REQUIREMENT:
Word for word, set down the records and skip each picture.

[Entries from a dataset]
— BEGIN —

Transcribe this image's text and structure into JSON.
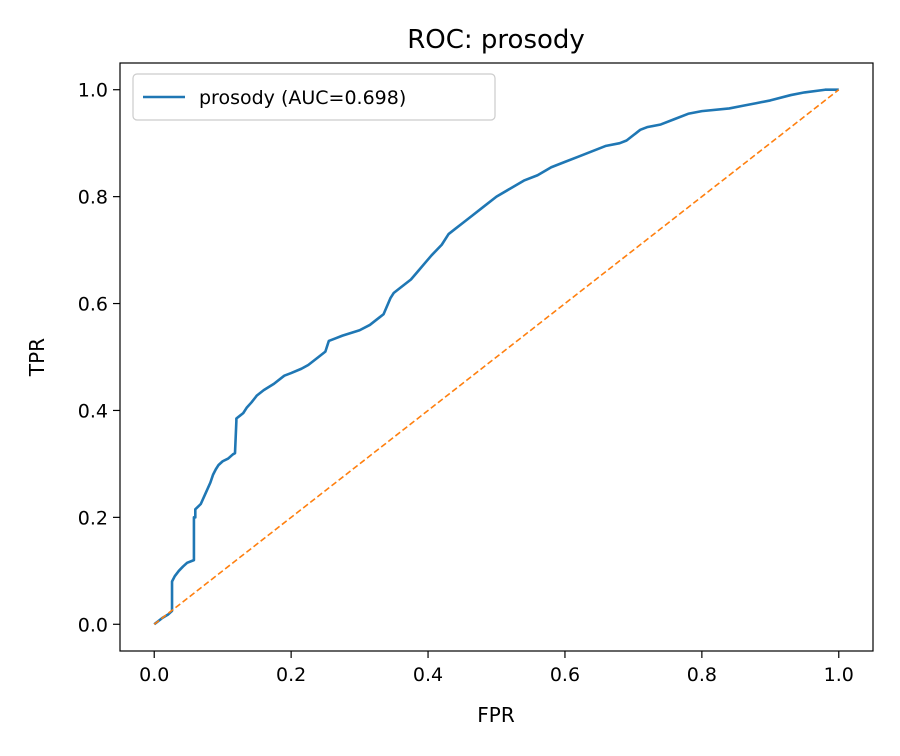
{
  "chart_data": {
    "type": "line",
    "title": "ROC: prosody",
    "xlabel": "FPR",
    "ylabel": "TPR",
    "xlim": [
      -0.05,
      1.05
    ],
    "ylim": [
      -0.05,
      1.05
    ],
    "xticks": [
      0.0,
      0.2,
      0.4,
      0.6,
      0.8,
      1.0
    ],
    "yticks": [
      0.0,
      0.2,
      0.4,
      0.6,
      0.8,
      1.0
    ],
    "xtick_labels": [
      "0.0",
      "0.2",
      "0.4",
      "0.6",
      "0.8",
      "1.0"
    ],
    "ytick_labels": [
      "0.0",
      "0.2",
      "0.4",
      "0.6",
      "0.8",
      "1.0"
    ],
    "grid": false,
    "legend_position": "top-left",
    "series": [
      {
        "name": "prosody (AUC=0.698)",
        "color": "#1f77b4",
        "style": "solid",
        "x": [
          0.0,
          0.005,
          0.012,
          0.02,
          0.026,
          0.026,
          0.03,
          0.036,
          0.042,
          0.048,
          0.058,
          0.058,
          0.06,
          0.06,
          0.068,
          0.075,
          0.082,
          0.086,
          0.09,
          0.094,
          0.1,
          0.108,
          0.115,
          0.118,
          0.12,
          0.12,
          0.125,
          0.13,
          0.135,
          0.142,
          0.15,
          0.16,
          0.175,
          0.19,
          0.2,
          0.215,
          0.225,
          0.24,
          0.25,
          0.255,
          0.265,
          0.275,
          0.3,
          0.315,
          0.325,
          0.335,
          0.345,
          0.35,
          0.36,
          0.375,
          0.385,
          0.395,
          0.405,
          0.42,
          0.43,
          0.44,
          0.45,
          0.465,
          0.48,
          0.5,
          0.52,
          0.54,
          0.56,
          0.58,
          0.6,
          0.62,
          0.64,
          0.66,
          0.68,
          0.69,
          0.71,
          0.72,
          0.74,
          0.76,
          0.78,
          0.8,
          0.84,
          0.86,
          0.88,
          0.9,
          0.93,
          0.95,
          0.98,
          1.0
        ],
        "y": [
          0.0,
          0.005,
          0.012,
          0.018,
          0.025,
          0.08,
          0.09,
          0.1,
          0.108,
          0.115,
          0.12,
          0.2,
          0.2,
          0.215,
          0.225,
          0.245,
          0.265,
          0.28,
          0.29,
          0.298,
          0.305,
          0.31,
          0.318,
          0.32,
          0.38,
          0.385,
          0.39,
          0.395,
          0.405,
          0.415,
          0.428,
          0.438,
          0.45,
          0.465,
          0.47,
          0.478,
          0.485,
          0.5,
          0.51,
          0.53,
          0.535,
          0.54,
          0.55,
          0.56,
          0.57,
          0.58,
          0.61,
          0.62,
          0.63,
          0.645,
          0.66,
          0.675,
          0.69,
          0.71,
          0.73,
          0.74,
          0.75,
          0.765,
          0.78,
          0.8,
          0.815,
          0.83,
          0.84,
          0.855,
          0.865,
          0.875,
          0.885,
          0.895,
          0.9,
          0.905,
          0.925,
          0.93,
          0.935,
          0.945,
          0.955,
          0.96,
          0.965,
          0.97,
          0.975,
          0.98,
          0.99,
          0.995,
          1.0,
          1.0
        ]
      },
      {
        "name": "",
        "color": "#ff7f0e",
        "style": "dashed",
        "x": [
          0.0,
          1.0
        ],
        "y": [
          0.0,
          1.0
        ]
      }
    ]
  }
}
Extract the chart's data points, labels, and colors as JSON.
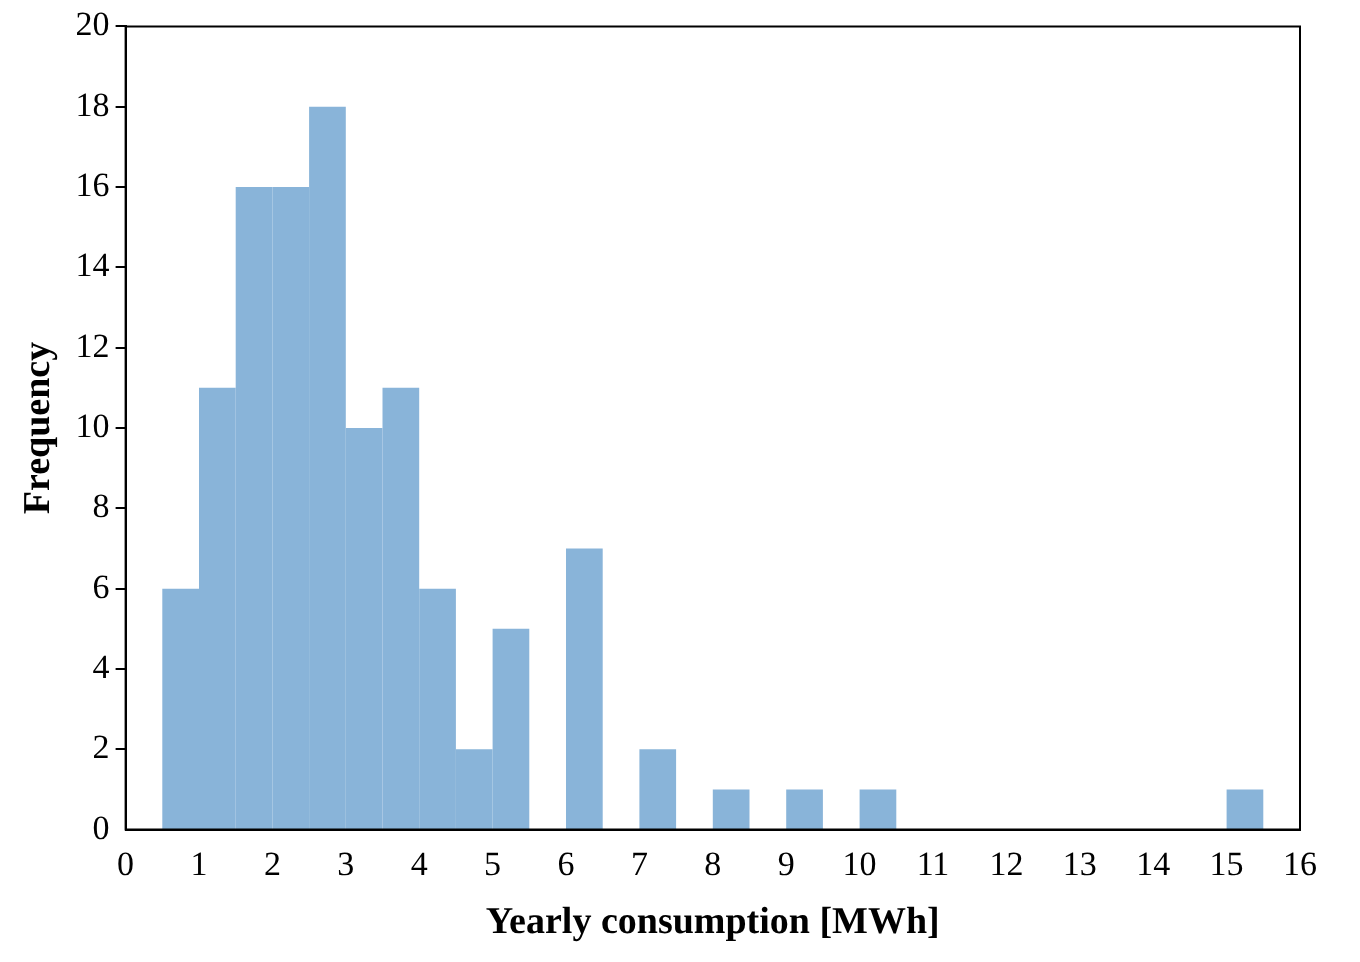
{
  "chart_data": {
    "type": "histogram",
    "xlabel": "Yearly consumption [MWh]",
    "ylabel": "Frequency",
    "bins": [
      0.5,
      1,
      1.5,
      2,
      2.5,
      3,
      3.5,
      4,
      4.5,
      5,
      5.5,
      6,
      6.5,
      7,
      7.5,
      8,
      8.5,
      9,
      9.5,
      10,
      10.5,
      11,
      11.5,
      12,
      12.5,
      13,
      13.5,
      14,
      14.5,
      15,
      15.5
    ],
    "values": [
      6,
      11,
      16,
      16,
      18,
      10,
      11,
      6,
      2,
      5,
      0,
      7,
      0,
      2,
      0,
      1,
      0,
      1,
      0,
      1,
      0,
      0,
      0,
      0,
      0,
      0,
      0,
      0,
      0,
      1
    ],
    "color": "#89b4d9",
    "xlim": [
      0,
      16
    ],
    "xticks": [
      0,
      1,
      2,
      3,
      4,
      5,
      6,
      7,
      8,
      9,
      10,
      11,
      12,
      13,
      14,
      15,
      16
    ],
    "ylim": [
      0,
      20
    ],
    "yticks": [
      0,
      2,
      4,
      6,
      8,
      10,
      12,
      14,
      16,
      18,
      20
    ],
    "grid": false,
    "legend": false
  }
}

— END —

TASK SOLUTION:
Transcribe this image's text and structure into JSON.
{
  "chart_data": {
    "type": "line",
    "title": "ROC: prosody",
    "xlabel": "FPR",
    "ylabel": "TPR",
    "xlim": [
      -0.05,
      1.05
    ],
    "ylim": [
      -0.05,
      1.05
    ],
    "xticks": [
      0.0,
      0.2,
      0.4,
      0.6,
      0.8,
      1.0
    ],
    "yticks": [
      0.0,
      0.2,
      0.4,
      0.6,
      0.8,
      1.0
    ],
    "xtick_labels": [
      "0.0",
      "0.2",
      "0.4",
      "0.6",
      "0.8",
      "1.0"
    ],
    "ytick_labels": [
      "0.0",
      "0.2",
      "0.4",
      "0.6",
      "0.8",
      "1.0"
    ],
    "grid": false,
    "legend_position": "top-left",
    "series": [
      {
        "name": "prosody (AUC=0.698)",
        "color": "#1f77b4",
        "style": "solid",
        "x": [
          0.0,
          0.005,
          0.012,
          0.02,
          0.026,
          0.026,
          0.03,
          0.036,
          0.042,
          0.048,
          0.058,
          0.058,
          0.06,
          0.06,
          0.068,
          0.075,
          0.082,
          0.086,
          0.09,
          0.094,
          0.1,
          0.108,
          0.115,
          0.118,
          0.12,
          0.12,
          0.125,
          0.13,
          0.135,
          0.142,
          0.15,
          0.16,
          0.175,
          0.19,
          0.2,
          0.215,
          0.225,
          0.24,
          0.25,
          0.255,
          0.265,
          0.275,
          0.3,
          0.315,
          0.325,
          0.335,
          0.345,
          0.35,
          0.36,
          0.375,
          0.385,
          0.395,
          0.405,
          0.42,
          0.43,
          0.44,
          0.45,
          0.465,
          0.48,
          0.5,
          0.52,
          0.54,
          0.56,
          0.58,
          0.6,
          0.62,
          0.64,
          0.66,
          0.68,
          0.69,
          0.71,
          0.72,
          0.74,
          0.76,
          0.78,
          0.8,
          0.84,
          0.86,
          0.88,
          0.9,
          0.93,
          0.95,
          0.98,
          1.0
        ],
        "y": [
          0.0,
          0.005,
          0.012,
          0.018,
          0.025,
          0.08,
          0.09,
          0.1,
          0.108,
          0.115,
          0.12,
          0.2,
          0.2,
          0.215,
          0.225,
          0.245,
          0.265,
          0.28,
          0.29,
          0.298,
          0.305,
          0.31,
          0.318,
          0.32,
          0.38,
          0.385,
          0.39,
          0.395,
          0.405,
          0.415,
          0.428,
          0.438,
          0.45,
          0.465,
          0.47,
          0.478,
          0.485,
          0.5,
          0.51,
          0.53,
          0.535,
          0.54,
          0.55,
          0.56,
          0.57,
          0.58,
          0.61,
          0.62,
          0.63,
          0.645,
          0.66,
          0.675,
          0.69,
          0.71,
          0.73,
          0.74,
          0.75,
          0.765,
          0.78,
          0.8,
          0.815,
          0.83,
          0.84,
          0.855,
          0.865,
          0.875,
          0.885,
          0.895,
          0.9,
          0.905,
          0.925,
          0.93,
          0.935,
          0.945,
          0.955,
          0.96,
          0.965,
          0.97,
          0.975,
          0.98,
          0.99,
          0.995,
          1.0,
          1.0
        ]
      },
      {
        "name": "",
        "color": "#ff7f0e",
        "style": "dashed",
        "x": [
          0.0,
          1.0
        ],
        "y": [
          0.0,
          1.0
        ]
      }
    ]
  }
}
Extract the chart's data points, labels, and colors as JSON.
{
  "chart_data": {
    "type": "histogram",
    "xlabel": "Yearly consumption [MWh]",
    "ylabel": "Frequency",
    "bins": [
      0.5,
      1,
      1.5,
      2,
      2.5,
      3,
      3.5,
      4,
      4.5,
      5,
      5.5,
      6,
      6.5,
      7,
      7.5,
      8,
      8.5,
      9,
      9.5,
      10,
      10.5,
      11,
      11.5,
      12,
      12.5,
      13,
      13.5,
      14,
      14.5,
      15,
      15.5
    ],
    "values": [
      6,
      11,
      16,
      16,
      18,
      10,
      11,
      6,
      2,
      5,
      0,
      7,
      0,
      2,
      0,
      1,
      0,
      1,
      0,
      1,
      0,
      0,
      0,
      0,
      0,
      0,
      0,
      0,
      0,
      1
    ],
    "color": "#89b4d9",
    "xlim": [
      0,
      16
    ],
    "xticks": [
      0,
      1,
      2,
      3,
      4,
      5,
      6,
      7,
      8,
      9,
      10,
      11,
      12,
      13,
      14,
      15,
      16
    ],
    "ylim": [
      0,
      20
    ],
    "yticks": [
      0,
      2,
      4,
      6,
      8,
      10,
      12,
      14,
      16,
      18,
      20
    ],
    "grid": false,
    "legend": false
  }
}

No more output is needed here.